> **Work required**
Output every entry exactly as given.

> **Material provided**
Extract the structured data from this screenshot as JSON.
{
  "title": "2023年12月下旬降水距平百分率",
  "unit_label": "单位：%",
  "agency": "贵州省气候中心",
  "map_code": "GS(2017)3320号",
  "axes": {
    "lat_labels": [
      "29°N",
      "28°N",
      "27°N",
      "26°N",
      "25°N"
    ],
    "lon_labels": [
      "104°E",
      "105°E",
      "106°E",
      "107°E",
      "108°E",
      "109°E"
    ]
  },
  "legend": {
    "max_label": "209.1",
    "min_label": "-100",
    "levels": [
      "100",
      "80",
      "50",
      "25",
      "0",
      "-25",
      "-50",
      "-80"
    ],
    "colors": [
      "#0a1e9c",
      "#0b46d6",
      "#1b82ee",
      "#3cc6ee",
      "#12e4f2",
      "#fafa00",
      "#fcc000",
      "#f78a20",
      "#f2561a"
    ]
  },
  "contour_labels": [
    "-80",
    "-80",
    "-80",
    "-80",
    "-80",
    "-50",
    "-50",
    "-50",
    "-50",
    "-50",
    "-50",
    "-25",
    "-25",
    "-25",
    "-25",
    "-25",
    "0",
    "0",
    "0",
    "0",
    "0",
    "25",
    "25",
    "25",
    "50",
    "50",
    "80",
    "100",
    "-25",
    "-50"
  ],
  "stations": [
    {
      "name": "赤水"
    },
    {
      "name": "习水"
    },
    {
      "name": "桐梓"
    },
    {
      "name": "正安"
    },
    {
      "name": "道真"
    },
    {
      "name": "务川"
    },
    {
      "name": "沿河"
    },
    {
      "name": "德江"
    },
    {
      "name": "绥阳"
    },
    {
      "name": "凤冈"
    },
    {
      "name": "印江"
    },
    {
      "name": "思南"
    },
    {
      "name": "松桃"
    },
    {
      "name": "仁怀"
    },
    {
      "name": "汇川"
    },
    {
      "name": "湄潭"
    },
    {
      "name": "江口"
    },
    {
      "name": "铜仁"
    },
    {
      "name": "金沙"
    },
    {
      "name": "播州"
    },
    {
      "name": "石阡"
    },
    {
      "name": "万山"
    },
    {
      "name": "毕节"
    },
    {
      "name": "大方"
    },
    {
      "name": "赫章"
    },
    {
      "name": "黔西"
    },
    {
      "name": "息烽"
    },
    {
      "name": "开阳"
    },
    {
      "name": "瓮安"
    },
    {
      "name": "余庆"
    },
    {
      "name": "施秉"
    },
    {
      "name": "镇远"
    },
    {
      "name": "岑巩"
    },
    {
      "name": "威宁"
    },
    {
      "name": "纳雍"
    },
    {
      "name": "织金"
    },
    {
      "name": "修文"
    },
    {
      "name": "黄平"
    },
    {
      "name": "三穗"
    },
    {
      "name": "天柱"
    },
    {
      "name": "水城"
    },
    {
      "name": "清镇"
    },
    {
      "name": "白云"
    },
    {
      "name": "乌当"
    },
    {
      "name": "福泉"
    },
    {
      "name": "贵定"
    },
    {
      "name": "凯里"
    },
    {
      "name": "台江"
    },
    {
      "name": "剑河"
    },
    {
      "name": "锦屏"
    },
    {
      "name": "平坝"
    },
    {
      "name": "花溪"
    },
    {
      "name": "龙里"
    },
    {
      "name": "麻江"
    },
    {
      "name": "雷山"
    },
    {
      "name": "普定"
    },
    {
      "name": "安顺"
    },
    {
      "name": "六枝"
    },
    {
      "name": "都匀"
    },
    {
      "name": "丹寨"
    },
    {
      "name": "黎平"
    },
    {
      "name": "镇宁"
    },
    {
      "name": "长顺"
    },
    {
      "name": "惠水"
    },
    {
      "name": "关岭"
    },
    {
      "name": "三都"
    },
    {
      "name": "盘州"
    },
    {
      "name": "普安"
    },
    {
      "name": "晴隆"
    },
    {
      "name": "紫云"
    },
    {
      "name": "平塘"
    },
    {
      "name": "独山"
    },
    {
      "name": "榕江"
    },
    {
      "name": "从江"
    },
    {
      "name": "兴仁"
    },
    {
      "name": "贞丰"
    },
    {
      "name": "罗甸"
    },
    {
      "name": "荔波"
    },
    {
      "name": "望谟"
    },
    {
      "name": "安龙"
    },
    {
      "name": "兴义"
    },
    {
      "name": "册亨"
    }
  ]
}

> **Answer for this exercise**
Extract the structured data from this screenshot as JSON.
{
  "title": "2023年12月下旬降水距平百分率",
  "unit_label": "单位：%",
  "agency": "贵州省气候中心",
  "map_code": "GS(2017)3320号",
  "axes": {
    "lat_labels": [
      "29°N",
      "28°N",
      "27°N",
      "26°N",
      "25°N"
    ],
    "lon_labels": [
      "104°E",
      "105°E",
      "106°E",
      "107°E",
      "108°E",
      "109°E"
    ]
  },
  "legend": {
    "max_label": "209.1",
    "min_label": "-100",
    "levels": [
      "100",
      "80",
      "50",
      "25",
      "0",
      "-25",
      "-50",
      "-80"
    ],
    "colors": [
      "#0a1e9c",
      "#0b46d6",
      "#1b82ee",
      "#3cc6ee",
      "#12e4f2",
      "#fafa00",
      "#fcc000",
      "#f78a20",
      "#f2561a"
    ]
  },
  "contour_labels": [
    "-80",
    "-80",
    "-80",
    "-80",
    "-80",
    "-50",
    "-50",
    "-50",
    "-50",
    "-50",
    "-50",
    "-25",
    "-25",
    "-25",
    "-25",
    "-25",
    "0",
    "0",
    "0",
    "0",
    "0",
    "25",
    "25",
    "25",
    "50",
    "50",
    "80",
    "100",
    "-25",
    "-50"
  ],
  "stations": [
    {
      "name": "赤水"
    },
    {
      "name": "习水"
    },
    {
      "name": "桐梓"
    },
    {
      "name": "正安"
    },
    {
      "name": "道真"
    },
    {
      "name": "务川"
    },
    {
      "name": "沿河"
    },
    {
      "name": "德江"
    },
    {
      "name": "绥阳"
    },
    {
      "name": "凤冈"
    },
    {
      "name": "印江"
    },
    {
      "name": "思南"
    },
    {
      "name": "松桃"
    },
    {
      "name": "仁怀"
    },
    {
      "name": "汇川"
    },
    {
      "name": "湄潭"
    },
    {
      "name": "江口"
    },
    {
      "name": "铜仁"
    },
    {
      "name": "金沙"
    },
    {
      "name": "播州"
    },
    {
      "name": "石阡"
    },
    {
      "name": "万山"
    },
    {
      "name": "毕节"
    },
    {
      "name": "大方"
    },
    {
      "name": "赫章"
    },
    {
      "name": "黔西"
    },
    {
      "name": "息烽"
    },
    {
      "name": "开阳"
    },
    {
      "name": "瓮安"
    },
    {
      "name": "余庆"
    },
    {
      "name": "施秉"
    },
    {
      "name": "镇远"
    },
    {
      "name": "岑巩"
    },
    {
      "name": "威宁"
    },
    {
      "name": "纳雍"
    },
    {
      "name": "织金"
    },
    {
      "name": "修文"
    },
    {
      "name": "黄平"
    },
    {
      "name": "三穗"
    },
    {
      "name": "天柱"
    },
    {
      "name": "水城"
    },
    {
      "name": "清镇"
    },
    {
      "name": "白云"
    },
    {
      "name": "乌当"
    },
    {
      "name": "福泉"
    },
    {
      "name": "贵定"
    },
    {
      "name": "凯里"
    },
    {
      "name": "台江"
    },
    {
      "name": "剑河"
    },
    {
      "name": "锦屏"
    },
    {
      "name": "平坝"
    },
    {
      "name": "花溪"
    },
    {
      "name": "龙里"
    },
    {
      "name": "麻江"
    },
    {
      "name": "雷山"
    },
    {
      "name": "普定"
    },
    {
      "name": "安顺"
    },
    {
      "name": "六枝"
    },
    {
      "name": "都匀"
    },
    {
      "name": "丹寨"
    },
    {
      "name": "黎平"
    },
    {
      "name": "镇宁"
    },
    {
      "name": "长顺"
    },
    {
      "name": "惠水"
    },
    {
      "name": "关岭"
    },
    {
      "name": "三都"
    },
    {
      "name": "盘州"
    },
    {
      "name": "普安"
    },
    {
      "name": "晴隆"
    },
    {
      "name": "紫云"
    },
    {
      "name": "平塘"
    },
    {
      "name": "独山"
    },
    {
      "name": "榕江"
    },
    {
      "name": "从江"
    },
    {
      "name": "兴仁"
    },
    {
      "name": "贞丰"
    },
    {
      "name": "罗甸"
    },
    {
      "name": "荔波"
    },
    {
      "name": "望谟"
    },
    {
      "name": "安龙"
    },
    {
      "name": "兴义"
    },
    {
      "name": "册亨"
    }
  ]
}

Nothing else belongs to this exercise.